------ Task data ------

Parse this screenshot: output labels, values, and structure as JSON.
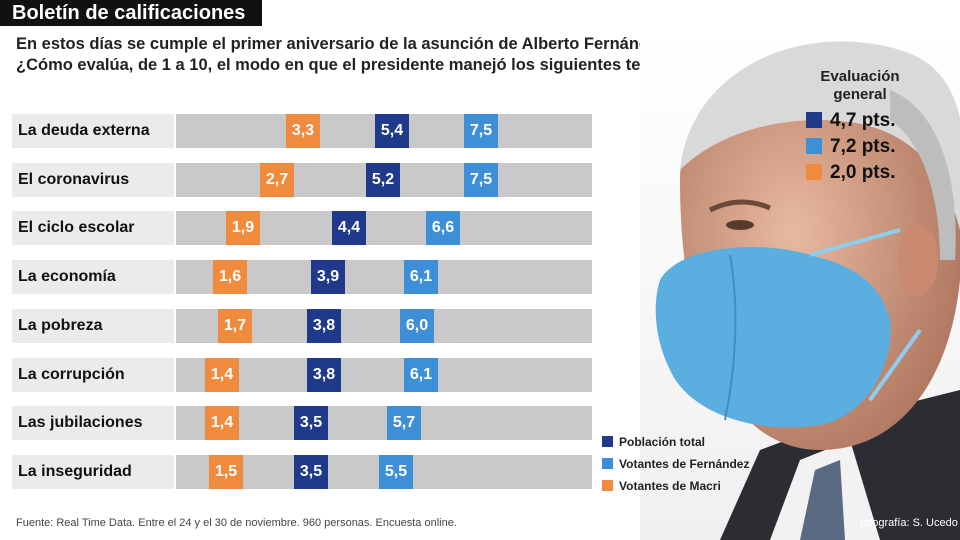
{
  "header": {
    "title": "Boletín de calificaciones",
    "subtitle_line1": "En estos días se cumple el primer aniversario de la asunción de Alberto Fernández.",
    "subtitle_line2": "¿Cómo evalúa, de 1 a 10, el modo en que el presidente manejó los siguientes temas?"
  },
  "colors": {
    "poblacion": "#1f3a8a",
    "fernandez": "#3d8fd8",
    "macri": "#f08a3c",
    "track": "#c9c9c9",
    "label_bg": "#ebebeb"
  },
  "evaluacion": {
    "title_line1": "Evaluación",
    "title_line2": "general",
    "items": [
      {
        "text": "4,7 pts.",
        "color": "#1f3a8a"
      },
      {
        "text": "7,2 pts.",
        "color": "#3d8fd8"
      },
      {
        "text": "2,0 pts.",
        "color": "#f08a3c"
      }
    ]
  },
  "legend": [
    {
      "label": "Población total",
      "color": "#1f3a8a"
    },
    {
      "label": "Votantes de Fernández",
      "color": "#3d8fd8"
    },
    {
      "label": "Votantes de Macri",
      "color": "#f08a3c"
    }
  ],
  "chart_data": {
    "type": "scatter",
    "scale": [
      1,
      10
    ],
    "categories": [
      "La deuda externa",
      "El coronavirus",
      "El ciclo escolar",
      "La economía",
      "La pobreza",
      "La corrupción",
      "Las jubilaciones",
      "La inseguridad"
    ],
    "series": [
      {
        "name": "Población total",
        "values": [
          5.4,
          5.2,
          4.4,
          3.9,
          3.8,
          3.8,
          3.5,
          3.5
        ],
        "labels": [
          "5,4",
          "5,2",
          "4,4",
          "3,9",
          "3,8",
          "3,8",
          "3,5",
          "3,5"
        ]
      },
      {
        "name": "Votantes de Fernández",
        "values": [
          7.5,
          7.5,
          6.6,
          6.1,
          6.0,
          6.1,
          5.7,
          5.5
        ],
        "labels": [
          "7,5",
          "7,5",
          "6,6",
          "6,1",
          "6,0",
          "6,1",
          "5,7",
          "5,5"
        ]
      },
      {
        "name": "Votantes de Macri",
        "values": [
          3.3,
          2.7,
          1.9,
          1.6,
          1.7,
          1.4,
          1.4,
          1.5
        ],
        "labels": [
          "3,3",
          "2,7",
          "1,9",
          "1,6",
          "1,7",
          "1,4",
          "1,4",
          "1,5"
        ]
      }
    ]
  },
  "footer": {
    "source": "Fuente: Real Time Data. Entre el 24 y el 30 de noviembre. 960 personas. Encuesta online.",
    "credit": "Infografía: S. Ucedo"
  }
}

------

Repeat the data above exactly, images excluded.

» Result of this exercise:
Parse this screenshot: output labels, values, and structure as JSON.
{
  "header": {
    "title": "Boletín de calificaciones",
    "subtitle_line1": "En estos días se cumple el primer aniversario de la asunción de Alberto Fernández.",
    "subtitle_line2": "¿Cómo evalúa, de 1 a 10, el modo en que el presidente manejó los siguientes temas?"
  },
  "colors": {
    "poblacion": "#1f3a8a",
    "fernandez": "#3d8fd8",
    "macri": "#f08a3c",
    "track": "#c9c9c9",
    "label_bg": "#ebebeb"
  },
  "evaluacion": {
    "title_line1": "Evaluación",
    "title_line2": "general",
    "items": [
      {
        "text": "4,7 pts.",
        "color": "#1f3a8a"
      },
      {
        "text": "7,2 pts.",
        "color": "#3d8fd8"
      },
      {
        "text": "2,0 pts.",
        "color": "#f08a3c"
      }
    ]
  },
  "legend": [
    {
      "label": "Población total",
      "color": "#1f3a8a"
    },
    {
      "label": "Votantes de Fernández",
      "color": "#3d8fd8"
    },
    {
      "label": "Votantes de Macri",
      "color": "#f08a3c"
    }
  ],
  "chart_data": {
    "type": "scatter",
    "scale": [
      1,
      10
    ],
    "categories": [
      "La deuda externa",
      "El coronavirus",
      "El ciclo escolar",
      "La economía",
      "La pobreza",
      "La corrupción",
      "Las jubilaciones",
      "La inseguridad"
    ],
    "series": [
      {
        "name": "Población total",
        "values": [
          5.4,
          5.2,
          4.4,
          3.9,
          3.8,
          3.8,
          3.5,
          3.5
        ],
        "labels": [
          "5,4",
          "5,2",
          "4,4",
          "3,9",
          "3,8",
          "3,8",
          "3,5",
          "3,5"
        ]
      },
      {
        "name": "Votantes de Fernández",
        "values": [
          7.5,
          7.5,
          6.6,
          6.1,
          6.0,
          6.1,
          5.7,
          5.5
        ],
        "labels": [
          "7,5",
          "7,5",
          "6,6",
          "6,1",
          "6,0",
          "6,1",
          "5,7",
          "5,5"
        ]
      },
      {
        "name": "Votantes de Macri",
        "values": [
          3.3,
          2.7,
          1.9,
          1.6,
          1.7,
          1.4,
          1.4,
          1.5
        ],
        "labels": [
          "3,3",
          "2,7",
          "1,9",
          "1,6",
          "1,7",
          "1,4",
          "1,4",
          "1,5"
        ]
      }
    ]
  },
  "footer": {
    "source": "Fuente: Real Time Data. Entre el 24 y el 30 de noviembre. 960 personas. Encuesta online.",
    "credit": "Infografía: S. Ucedo"
  }
}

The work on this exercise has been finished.